» **FRAGMENTO PROPORCIONADO**

El irresoluble debate sostenido en los medios de comunicación sobre qué tanto y hasta dónde debe participar el Ejército Mexicano y las fuerzas armadas en tareas de seguridad pública para hacerle frente al narcotráfico, oculta el verdadero rostro y profundidad del tema. La Comisión Permanente vota un punto de acuerdo en su sesión del pasado miércoles y al día siguiente los mismos promotores del documento salen a corregirse. Mientras tanto, el Presidente de la República insiste en que el desafío de esta vertiente del crimen organizado no habrá de modificar su determinación y señala, respecto del punto de acuerdo de los legisladores, que no es momento de acobardarse. ¡Vaya calidad de debate y claridad en las posiciones!

» **DETALLES DE LA TAREA**
Por favor, prosigue el texto sobre la participación del Ejército en la seguridad pública a partir de su última oración.

» **LÍNEAS DE DATOS**
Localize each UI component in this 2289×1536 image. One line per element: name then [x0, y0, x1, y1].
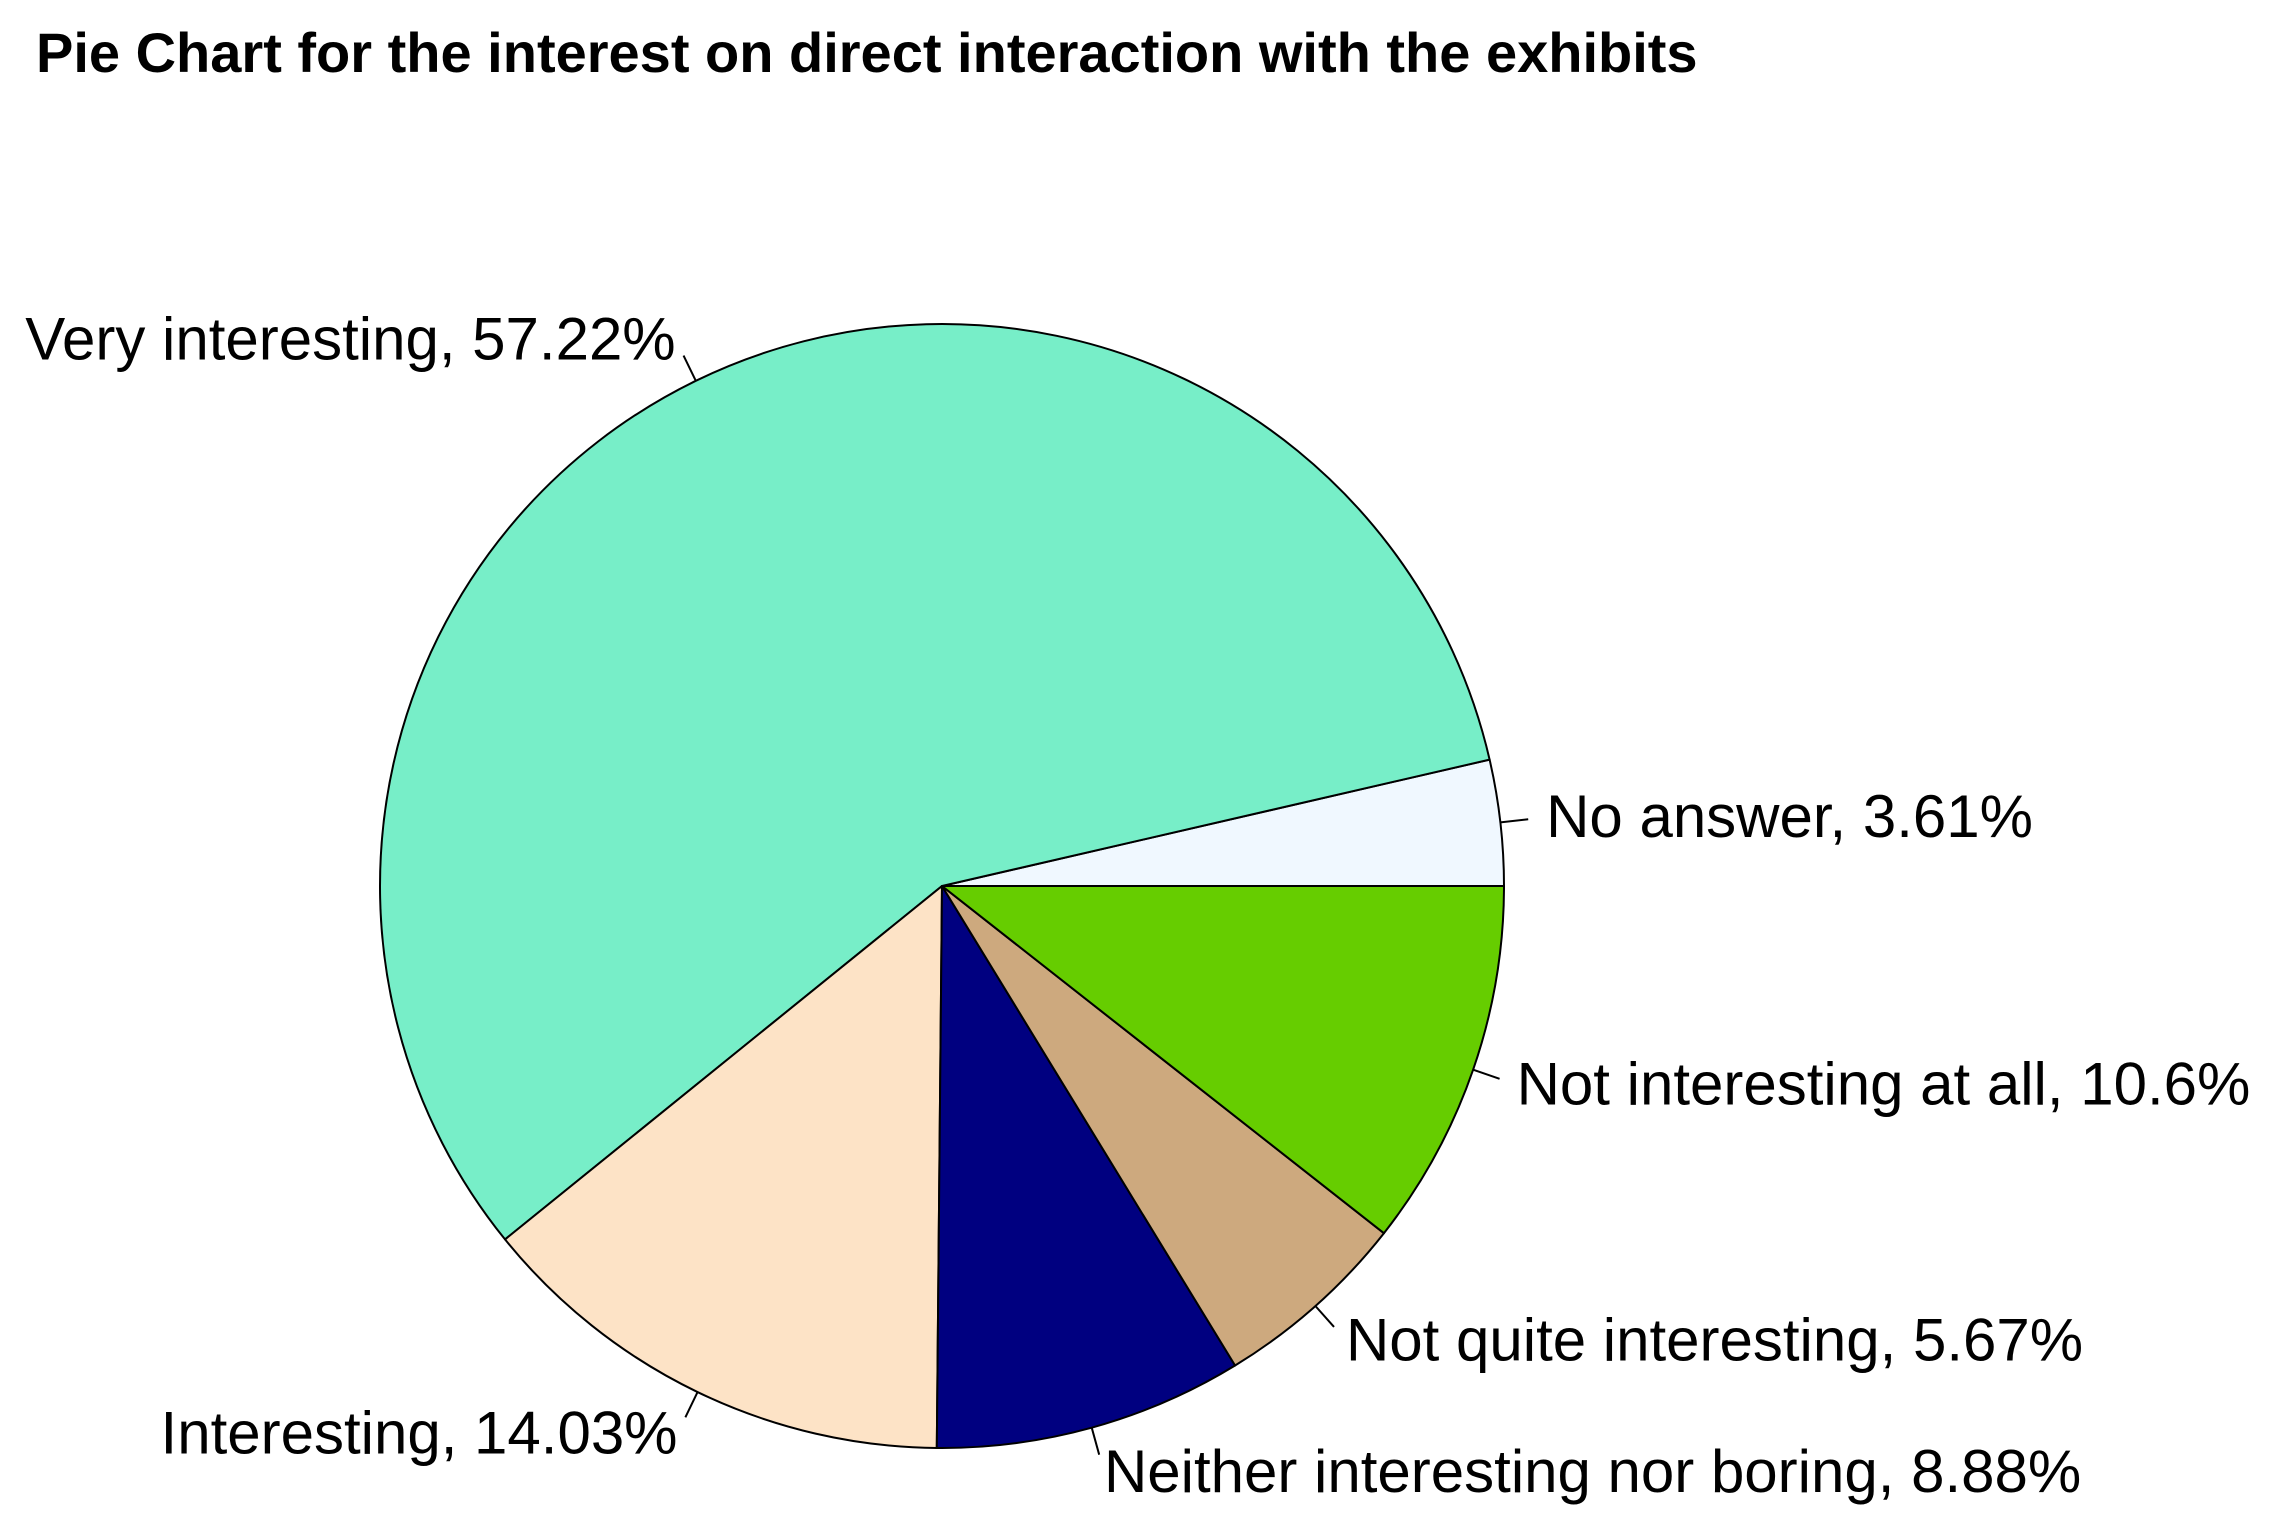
pie-slice-very-interesting — [379, 323, 1491, 1241]
pie-slice-not-quite-interesting — [941, 885, 1385, 1367]
chart-title: Pie Chart for the interest on direct int… — [36, 21, 1698, 84]
pie-slice-not-interesting-at-all — [941, 885, 1505, 1235]
leader-line-not-interesting-at-all — [1472, 1068, 1500, 1080]
slice-label-very-interesting: Very interesting, 57.22% — [25, 305, 675, 372]
leader-line-not-quite-interesting — [1314, 1305, 1335, 1328]
pie-slice-neither-interesting-nor-boring — [935, 885, 1237, 1449]
slice-label-not-interesting-at-all: Not interesting at all, 10.6% — [1517, 1051, 2251, 1118]
leader-line-no-answer — [1500, 818, 1529, 824]
pie-slices — [379, 323, 1505, 1449]
leader-lines — [682, 355, 1529, 1455]
slice-label-no-answer: No answer, 3.61% — [1546, 783, 2033, 850]
slice-label-neither-interesting-nor-boring: Neither interesting nor boring, 8.88% — [1104, 1438, 2081, 1505]
leader-line-neither-interesting-nor-boring — [1090, 1427, 1101, 1455]
leader-line-interesting — [684, 1391, 699, 1418]
slice-label-not-quite-interesting: Not quite interesting, 5.67% — [1346, 1306, 2083, 1373]
slice-label-interesting: Interesting, 14.03% — [161, 1399, 678, 1466]
slice-labels: No answer, 3.61% Very interesting, 57.22%… — [25, 305, 2250, 1505]
leader-line-very-interesting — [682, 355, 697, 382]
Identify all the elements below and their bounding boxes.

» **RESPUESTA A LA TAREA**
¿Cómo llegamos hasta este punto de violencia? ¿Cuántas dependencias, funcionarios y programas fracasaron? Es más, ¿por qué consumen drogas nuestros jóvenes? ¿Tienen alguna responsabilidad los medios de comunicación en ese ambiente de culto a la violencia y al dinero fácil? Como cualquier patología social, en las adicciones hay elementos a la mano, datos, informes y otros recursos documentales para señalar en dónde y en qué fallamos como estructura social. Fijar el debate en la presencia de soldados en municipios, carreteras, rancherías, es discutir la evidencia, el efecto, lo que hoy se palpa. Si hay excesos o no, si hay apego a la ley o no. Sin embargo, mucho más importante es precisar las causas, es decir, la articulación de los elementos que propiciaron que nos encontremos en la ruta de la descomposición social. Hay temas que tratar como la calidad del sistema educativo, las oportunidades para la obtención de un empleo estable y bien remunerado, un sistema de salud adecuado y oportuno.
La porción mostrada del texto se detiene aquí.